> _Items from a dataset_:
━━━━━━━━━━━━━━━━━━━━━━━━━━━━━━

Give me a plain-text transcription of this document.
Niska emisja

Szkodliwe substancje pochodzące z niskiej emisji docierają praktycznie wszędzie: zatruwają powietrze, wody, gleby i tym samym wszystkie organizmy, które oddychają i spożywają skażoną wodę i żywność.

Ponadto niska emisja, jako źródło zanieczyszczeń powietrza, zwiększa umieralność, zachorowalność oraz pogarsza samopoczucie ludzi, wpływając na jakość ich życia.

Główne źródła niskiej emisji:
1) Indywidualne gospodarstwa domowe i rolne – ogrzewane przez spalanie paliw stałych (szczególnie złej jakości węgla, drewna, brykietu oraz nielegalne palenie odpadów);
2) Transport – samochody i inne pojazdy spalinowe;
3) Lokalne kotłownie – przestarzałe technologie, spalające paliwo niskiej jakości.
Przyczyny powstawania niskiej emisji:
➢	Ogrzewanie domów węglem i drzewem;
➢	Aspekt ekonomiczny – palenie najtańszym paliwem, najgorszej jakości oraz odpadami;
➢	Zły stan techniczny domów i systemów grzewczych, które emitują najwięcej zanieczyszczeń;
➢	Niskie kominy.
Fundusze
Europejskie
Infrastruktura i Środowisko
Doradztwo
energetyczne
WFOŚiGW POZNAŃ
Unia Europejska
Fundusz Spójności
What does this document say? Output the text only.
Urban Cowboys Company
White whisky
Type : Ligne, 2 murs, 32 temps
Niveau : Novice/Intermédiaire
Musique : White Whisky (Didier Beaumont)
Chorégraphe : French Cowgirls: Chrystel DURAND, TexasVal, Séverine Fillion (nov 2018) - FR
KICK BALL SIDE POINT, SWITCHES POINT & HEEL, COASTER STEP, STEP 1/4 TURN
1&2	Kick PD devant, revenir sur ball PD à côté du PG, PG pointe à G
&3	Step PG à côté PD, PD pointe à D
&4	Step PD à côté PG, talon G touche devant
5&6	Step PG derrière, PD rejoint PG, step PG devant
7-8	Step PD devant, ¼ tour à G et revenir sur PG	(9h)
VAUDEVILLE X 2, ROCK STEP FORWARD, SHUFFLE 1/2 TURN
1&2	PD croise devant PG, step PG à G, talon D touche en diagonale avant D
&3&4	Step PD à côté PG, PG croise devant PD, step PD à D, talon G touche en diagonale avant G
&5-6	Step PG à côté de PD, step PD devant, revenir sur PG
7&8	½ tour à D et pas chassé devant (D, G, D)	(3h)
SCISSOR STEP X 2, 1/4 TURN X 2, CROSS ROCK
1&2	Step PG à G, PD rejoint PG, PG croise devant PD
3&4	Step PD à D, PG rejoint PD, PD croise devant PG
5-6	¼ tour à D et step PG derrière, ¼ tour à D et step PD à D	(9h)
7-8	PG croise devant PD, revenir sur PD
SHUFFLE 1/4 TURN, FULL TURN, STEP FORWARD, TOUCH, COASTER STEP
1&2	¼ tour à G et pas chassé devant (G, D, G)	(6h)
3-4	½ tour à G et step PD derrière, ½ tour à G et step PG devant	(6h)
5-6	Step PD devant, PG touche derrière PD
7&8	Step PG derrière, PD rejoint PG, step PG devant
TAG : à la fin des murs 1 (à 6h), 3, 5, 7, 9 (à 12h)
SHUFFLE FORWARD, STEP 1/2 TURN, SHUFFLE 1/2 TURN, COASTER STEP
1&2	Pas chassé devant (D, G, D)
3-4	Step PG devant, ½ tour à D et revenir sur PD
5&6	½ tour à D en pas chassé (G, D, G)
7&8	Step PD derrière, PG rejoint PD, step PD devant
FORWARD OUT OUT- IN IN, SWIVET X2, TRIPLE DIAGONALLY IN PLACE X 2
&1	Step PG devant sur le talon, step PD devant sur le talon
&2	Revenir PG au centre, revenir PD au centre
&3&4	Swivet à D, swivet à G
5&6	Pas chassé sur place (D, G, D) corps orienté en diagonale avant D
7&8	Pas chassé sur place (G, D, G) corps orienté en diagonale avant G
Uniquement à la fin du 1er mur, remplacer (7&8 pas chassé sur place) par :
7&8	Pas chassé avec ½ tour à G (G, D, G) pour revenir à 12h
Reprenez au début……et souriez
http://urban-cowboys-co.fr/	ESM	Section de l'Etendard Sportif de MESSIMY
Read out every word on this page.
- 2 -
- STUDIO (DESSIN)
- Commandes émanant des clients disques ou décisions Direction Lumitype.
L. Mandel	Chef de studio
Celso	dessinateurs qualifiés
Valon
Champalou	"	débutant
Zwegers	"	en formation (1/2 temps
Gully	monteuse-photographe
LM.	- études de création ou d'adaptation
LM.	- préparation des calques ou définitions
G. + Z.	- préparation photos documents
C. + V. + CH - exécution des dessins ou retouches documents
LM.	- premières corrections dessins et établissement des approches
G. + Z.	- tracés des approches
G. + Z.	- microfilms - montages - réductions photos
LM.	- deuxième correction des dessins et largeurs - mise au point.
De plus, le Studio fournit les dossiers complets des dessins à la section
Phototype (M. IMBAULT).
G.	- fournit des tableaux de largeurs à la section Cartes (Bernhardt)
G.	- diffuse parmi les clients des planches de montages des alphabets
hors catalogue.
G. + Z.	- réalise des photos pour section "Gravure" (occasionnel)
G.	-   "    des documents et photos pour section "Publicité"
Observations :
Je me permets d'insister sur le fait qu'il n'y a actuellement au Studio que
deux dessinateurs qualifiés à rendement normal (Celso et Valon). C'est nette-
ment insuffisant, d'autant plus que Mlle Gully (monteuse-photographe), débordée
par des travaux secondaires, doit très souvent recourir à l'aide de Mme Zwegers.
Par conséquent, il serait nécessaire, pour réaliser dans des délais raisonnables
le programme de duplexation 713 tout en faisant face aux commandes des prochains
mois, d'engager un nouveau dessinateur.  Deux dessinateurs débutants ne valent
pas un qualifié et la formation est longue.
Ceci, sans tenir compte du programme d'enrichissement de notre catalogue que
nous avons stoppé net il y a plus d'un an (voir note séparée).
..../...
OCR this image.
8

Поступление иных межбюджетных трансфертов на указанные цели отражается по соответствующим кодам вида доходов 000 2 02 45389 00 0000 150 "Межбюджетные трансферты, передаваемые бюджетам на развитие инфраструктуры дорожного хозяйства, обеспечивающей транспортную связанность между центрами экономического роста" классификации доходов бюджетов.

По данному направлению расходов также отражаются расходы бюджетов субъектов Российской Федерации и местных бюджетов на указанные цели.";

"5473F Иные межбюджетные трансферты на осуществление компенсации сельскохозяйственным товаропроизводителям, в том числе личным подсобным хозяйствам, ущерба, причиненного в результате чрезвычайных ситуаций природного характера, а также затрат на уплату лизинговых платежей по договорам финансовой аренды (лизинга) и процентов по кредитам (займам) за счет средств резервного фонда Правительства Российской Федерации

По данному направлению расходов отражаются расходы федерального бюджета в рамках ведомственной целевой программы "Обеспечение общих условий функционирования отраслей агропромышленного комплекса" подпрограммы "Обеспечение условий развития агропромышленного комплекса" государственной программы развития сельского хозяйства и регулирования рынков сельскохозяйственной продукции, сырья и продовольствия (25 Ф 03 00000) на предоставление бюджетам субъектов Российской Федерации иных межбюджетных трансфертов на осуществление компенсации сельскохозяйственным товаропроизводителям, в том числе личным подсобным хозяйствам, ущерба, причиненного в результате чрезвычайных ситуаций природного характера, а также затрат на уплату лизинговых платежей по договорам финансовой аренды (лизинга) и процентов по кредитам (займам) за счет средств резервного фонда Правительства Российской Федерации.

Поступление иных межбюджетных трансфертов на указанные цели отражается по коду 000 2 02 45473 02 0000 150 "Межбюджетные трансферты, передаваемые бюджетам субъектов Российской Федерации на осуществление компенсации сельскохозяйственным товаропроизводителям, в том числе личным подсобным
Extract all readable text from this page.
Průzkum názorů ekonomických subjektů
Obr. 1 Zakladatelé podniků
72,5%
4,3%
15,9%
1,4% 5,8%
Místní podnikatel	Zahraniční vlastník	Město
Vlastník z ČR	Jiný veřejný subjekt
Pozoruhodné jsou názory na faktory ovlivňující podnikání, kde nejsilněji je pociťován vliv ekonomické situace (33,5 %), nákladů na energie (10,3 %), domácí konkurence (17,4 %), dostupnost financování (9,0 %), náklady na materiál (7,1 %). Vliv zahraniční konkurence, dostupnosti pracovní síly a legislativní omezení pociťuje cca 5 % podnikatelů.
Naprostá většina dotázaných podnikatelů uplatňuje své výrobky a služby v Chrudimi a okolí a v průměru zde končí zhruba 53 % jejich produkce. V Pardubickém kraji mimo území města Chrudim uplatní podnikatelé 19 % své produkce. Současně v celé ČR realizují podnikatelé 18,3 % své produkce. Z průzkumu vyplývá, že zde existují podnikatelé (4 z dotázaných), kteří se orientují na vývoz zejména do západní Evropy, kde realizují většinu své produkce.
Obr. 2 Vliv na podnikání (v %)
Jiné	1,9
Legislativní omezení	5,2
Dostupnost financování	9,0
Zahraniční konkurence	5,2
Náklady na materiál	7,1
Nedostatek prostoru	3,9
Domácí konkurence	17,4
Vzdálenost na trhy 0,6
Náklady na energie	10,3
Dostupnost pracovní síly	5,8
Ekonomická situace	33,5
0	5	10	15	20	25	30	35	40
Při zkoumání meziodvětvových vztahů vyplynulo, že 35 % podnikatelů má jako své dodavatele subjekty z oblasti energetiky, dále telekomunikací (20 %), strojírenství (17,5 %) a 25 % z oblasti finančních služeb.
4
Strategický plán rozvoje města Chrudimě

━━━━━━━━━━━━━━━━━━━━━━━━━━━━━━

> _Work instructions_: Check each line above for "fournit" and return the ones that have it.

> _Task answer_:
De plus, le Studio fournit les dossiers complets des dessins à la section
G.	- fournit des tableaux de largeurs à la section Cartes (Bernhardt)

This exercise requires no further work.